**JOB:**
Each line that holds the word "dimension" is to be identified and copied.

******************************

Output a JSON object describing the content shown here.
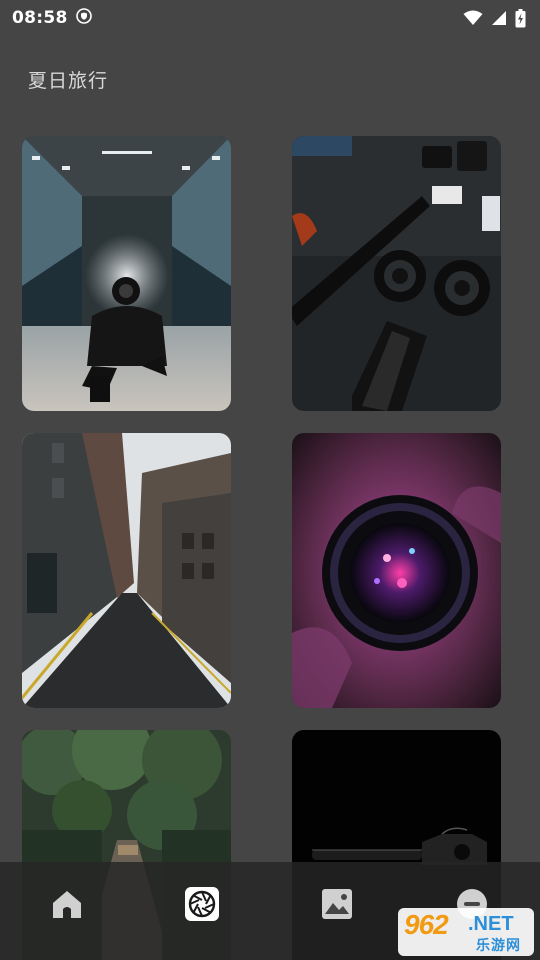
{
  "status_bar": {
    "time": "08:58",
    "icons": [
      "shield-icon",
      "wifi-icon",
      "signal-icon",
      "battery-charging-icon"
    ]
  },
  "page": {
    "title": "夏日旅行"
  },
  "gallery": {
    "photos": [
      {
        "subject": "person-smoke-camera-station"
      },
      {
        "subject": "camera-lenses-table"
      },
      {
        "subject": "city-alley"
      },
      {
        "subject": "lens-purple-light"
      },
      {
        "subject": "forest-road"
      },
      {
        "subject": "camera-dark"
      }
    ]
  },
  "bottom_nav": {
    "items": [
      {
        "icon": "home-icon",
        "active": false
      },
      {
        "icon": "camera-shutter-icon",
        "active": true
      },
      {
        "icon": "image-icon",
        "active": false
      },
      {
        "icon": "profile-icon",
        "active": false
      }
    ]
  },
  "watermark": {
    "number": "962",
    "domain": ".NET",
    "subtitle": "乐游网"
  },
  "colors": {
    "background": "#454545",
    "nav_background": "#262626",
    "watermark_orange": "#f29a12",
    "watermark_blue": "#2d8fd8"
  }
}
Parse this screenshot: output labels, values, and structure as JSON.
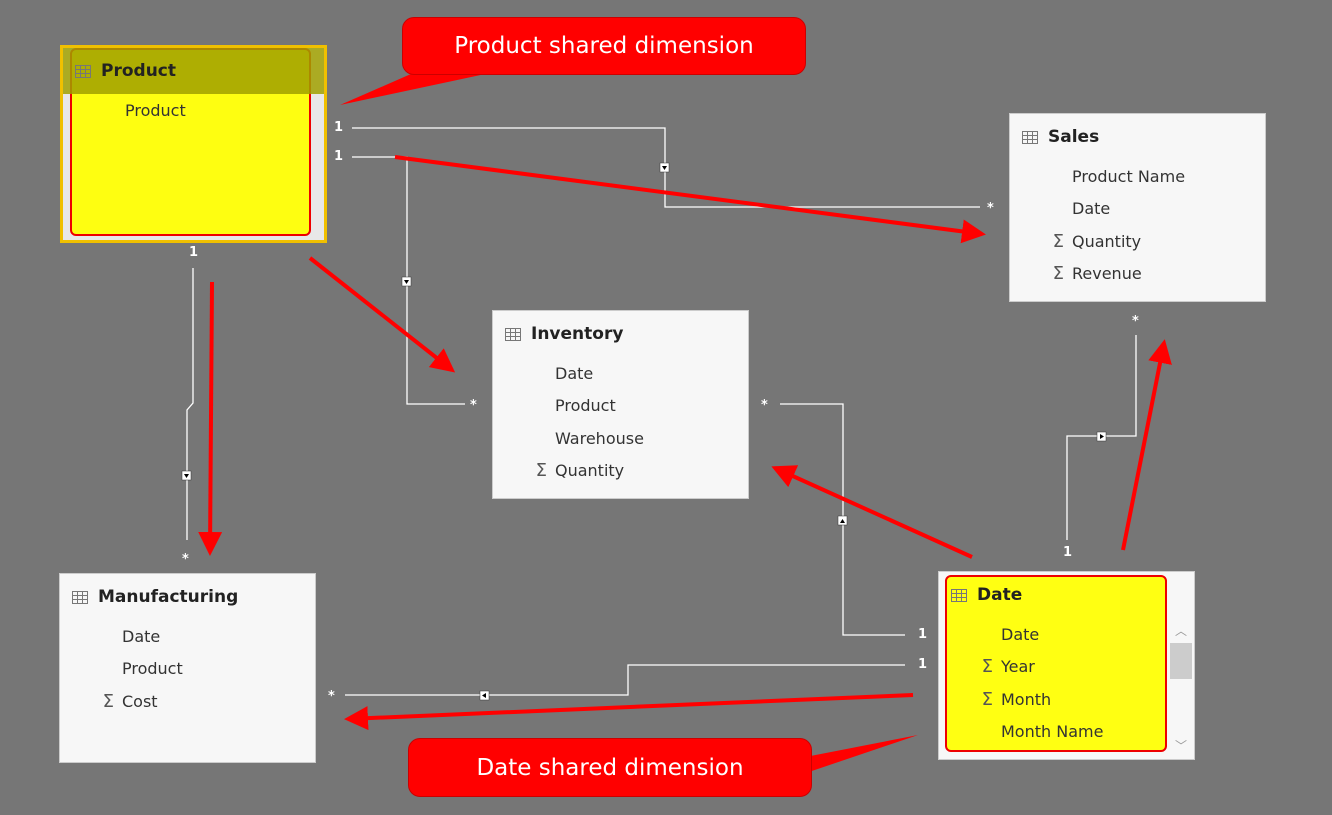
{
  "tables": {
    "product": {
      "title": "Product",
      "fields": [
        {
          "name": "Product",
          "sum": false
        }
      ]
    },
    "sales": {
      "title": "Sales",
      "fields": [
        {
          "name": "Product Name",
          "sum": false
        },
        {
          "name": "Date",
          "sum": false
        },
        {
          "name": "Quantity",
          "sum": true
        },
        {
          "name": "Revenue",
          "sum": true
        }
      ]
    },
    "inventory": {
      "title": "Inventory",
      "fields": [
        {
          "name": "Date",
          "sum": false
        },
        {
          "name": "Product",
          "sum": false
        },
        {
          "name": "Warehouse",
          "sum": false
        },
        {
          "name": "Quantity",
          "sum": true
        }
      ]
    },
    "manufacturing": {
      "title": "Manufacturing",
      "fields": [
        {
          "name": "Date",
          "sum": false
        },
        {
          "name": "Product",
          "sum": false
        },
        {
          "name": "Cost",
          "sum": true
        }
      ]
    },
    "date": {
      "title": "Date",
      "fields": [
        {
          "name": "Date",
          "sum": false
        },
        {
          "name": "Year",
          "sum": true
        },
        {
          "name": "Month",
          "sum": true
        },
        {
          "name": "Month Name",
          "sum": false
        }
      ]
    }
  },
  "sigma": "Σ",
  "callouts": {
    "product": "Product shared dimension",
    "date": "Date shared dimension"
  },
  "cardinality": {
    "one": "1",
    "many": "*"
  },
  "colors": {
    "background": "#767676",
    "highlight": "#ffff00",
    "annotation": "#ff0000"
  }
}
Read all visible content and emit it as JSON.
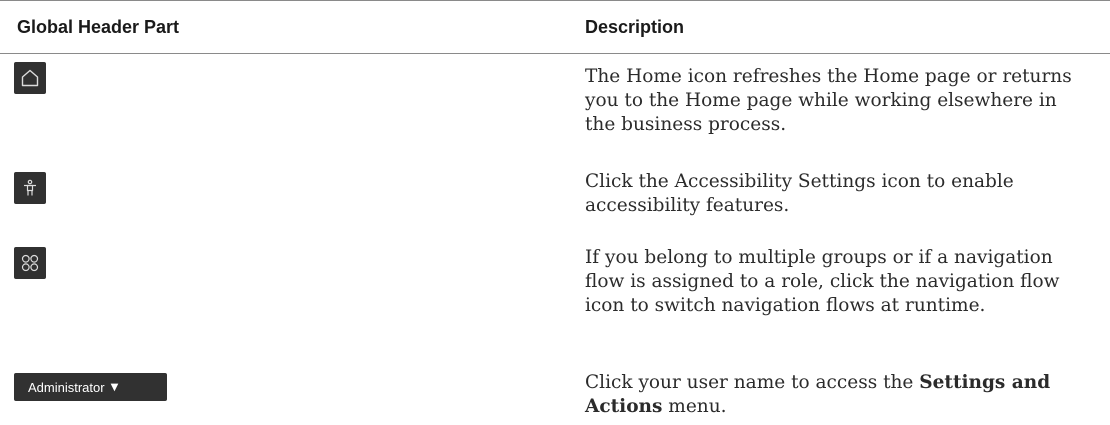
{
  "table": {
    "headers": {
      "part": "Global Header Part",
      "description": "Description"
    },
    "rows": [
      {
        "icon": "home-icon",
        "description": "The Home icon refreshes the Home page or returns you to the Home page while working elsewhere in the business process."
      },
      {
        "icon": "accessibility-icon",
        "description": "Click the Accessibility Settings icon to enable accessibility features."
      },
      {
        "icon": "navigation-flow-icon",
        "description": "If you belong to multiple groups or if a navigation flow is assigned to a role, click the navigation flow icon to switch navigation flows at runtime."
      },
      {
        "button_label": "Administrator",
        "icon": "caret-down-icon",
        "description_before": "Click your user name to access the ",
        "description_bold": "Settings and Actions",
        "description_after": " menu."
      }
    ]
  },
  "colors": {
    "icon_background": "#313131",
    "icon_stroke": "#dcdcdc",
    "rule": "#8a8a8a",
    "text": "#2b2b2b"
  }
}
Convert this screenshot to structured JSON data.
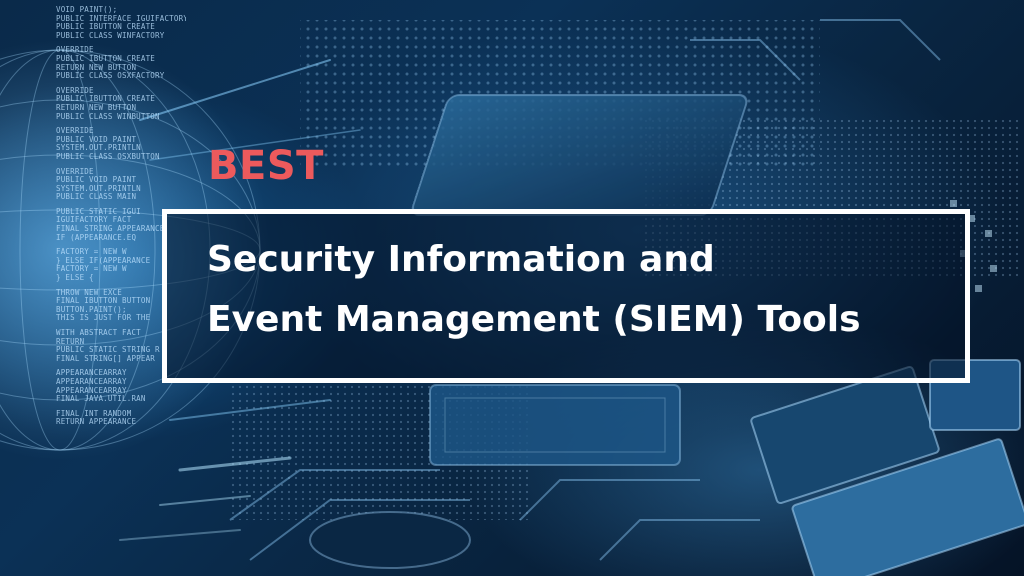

******************************

**EXERCISE OUTPUT:**
    "product": "Product shared dimension",
    "date": "Date shared dimension"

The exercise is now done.